Exercise brief: Output every record word for word.

··· Records for processing

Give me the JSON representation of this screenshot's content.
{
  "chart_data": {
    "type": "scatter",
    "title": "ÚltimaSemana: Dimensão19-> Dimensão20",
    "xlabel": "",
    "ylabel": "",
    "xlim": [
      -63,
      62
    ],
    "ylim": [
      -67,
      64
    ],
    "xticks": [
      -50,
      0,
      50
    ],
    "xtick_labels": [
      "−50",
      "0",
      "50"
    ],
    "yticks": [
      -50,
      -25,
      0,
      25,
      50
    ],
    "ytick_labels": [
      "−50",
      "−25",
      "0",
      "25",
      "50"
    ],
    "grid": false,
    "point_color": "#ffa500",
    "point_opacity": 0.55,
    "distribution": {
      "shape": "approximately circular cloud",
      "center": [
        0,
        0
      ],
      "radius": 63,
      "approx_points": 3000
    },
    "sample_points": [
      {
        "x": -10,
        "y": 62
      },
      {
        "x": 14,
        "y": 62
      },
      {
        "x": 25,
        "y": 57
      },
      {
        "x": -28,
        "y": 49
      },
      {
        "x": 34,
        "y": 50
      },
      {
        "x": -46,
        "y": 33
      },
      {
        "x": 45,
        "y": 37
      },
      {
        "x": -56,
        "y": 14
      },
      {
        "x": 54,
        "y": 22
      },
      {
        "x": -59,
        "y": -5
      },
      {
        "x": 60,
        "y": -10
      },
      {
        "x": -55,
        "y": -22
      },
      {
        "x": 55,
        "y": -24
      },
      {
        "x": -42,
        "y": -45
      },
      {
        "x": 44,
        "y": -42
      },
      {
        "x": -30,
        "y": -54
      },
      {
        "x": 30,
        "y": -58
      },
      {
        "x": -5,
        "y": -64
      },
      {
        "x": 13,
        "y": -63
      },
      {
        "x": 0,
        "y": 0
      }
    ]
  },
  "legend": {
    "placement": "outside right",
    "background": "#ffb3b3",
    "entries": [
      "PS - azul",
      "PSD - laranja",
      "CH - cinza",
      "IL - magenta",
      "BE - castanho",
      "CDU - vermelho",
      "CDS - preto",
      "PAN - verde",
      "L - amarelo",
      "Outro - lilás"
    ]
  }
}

······

Task solution:
Give me the JSON representation of this screenshot's content.
{
  "chart_data": {
    "type": "scatter",
    "title": "ÚltimaSemana: Dimensão19-> Dimensão20",
    "xlabel": "",
    "ylabel": "",
    "xlim": [
      -63,
      62
    ],
    "ylim": [
      -67,
      64
    ],
    "xticks": [
      -50,
      0,
      50
    ],
    "xtick_labels": [
      "−50",
      "0",
      "50"
    ],
    "yticks": [
      -50,
      -25,
      0,
      25,
      50
    ],
    "ytick_labels": [
      "−50",
      "−25",
      "0",
      "25",
      "50"
    ],
    "grid": false,
    "point_color": "#ffa500",
    "point_opacity": 0.55,
    "distribution": {
      "shape": "approximately circular cloud",
      "center": [
        0,
        0
      ],
      "radius": 63,
      "approx_points": 3000
    },
    "sample_points": [
      {
        "x": -10,
        "y": 62
      },
      {
        "x": 14,
        "y": 62
      },
      {
        "x": 25,
        "y": 57
      },
      {
        "x": -28,
        "y": 49
      },
      {
        "x": 34,
        "y": 50
      },
      {
        "x": -46,
        "y": 33
      },
      {
        "x": 45,
        "y": 37
      },
      {
        "x": -56,
        "y": 14
      },
      {
        "x": 54,
        "y": 22
      },
      {
        "x": -59,
        "y": -5
      },
      {
        "x": 60,
        "y": -10
      },
      {
        "x": -55,
        "y": -22
      },
      {
        "x": 55,
        "y": -24
      },
      {
        "x": -42,
        "y": -45
      },
      {
        "x": 44,
        "y": -42
      },
      {
        "x": -30,
        "y": -54
      },
      {
        "x": 30,
        "y": -58
      },
      {
        "x": -5,
        "y": -64
      },
      {
        "x": 13,
        "y": -63
      },
      {
        "x": 0,
        "y": 0
      }
    ]
  },
  "legend": {
    "placement": "outside right",
    "background": "#ffb3b3",
    "entries": [
      "PS - azul",
      "PSD - laranja",
      "CH - cinza",
      "IL - magenta",
      "BE - castanho",
      "CDU - vermelho",
      "CDS - preto",
      "PAN - verde",
      "L - amarelo",
      "Outro - lilás"
    ]
  }
}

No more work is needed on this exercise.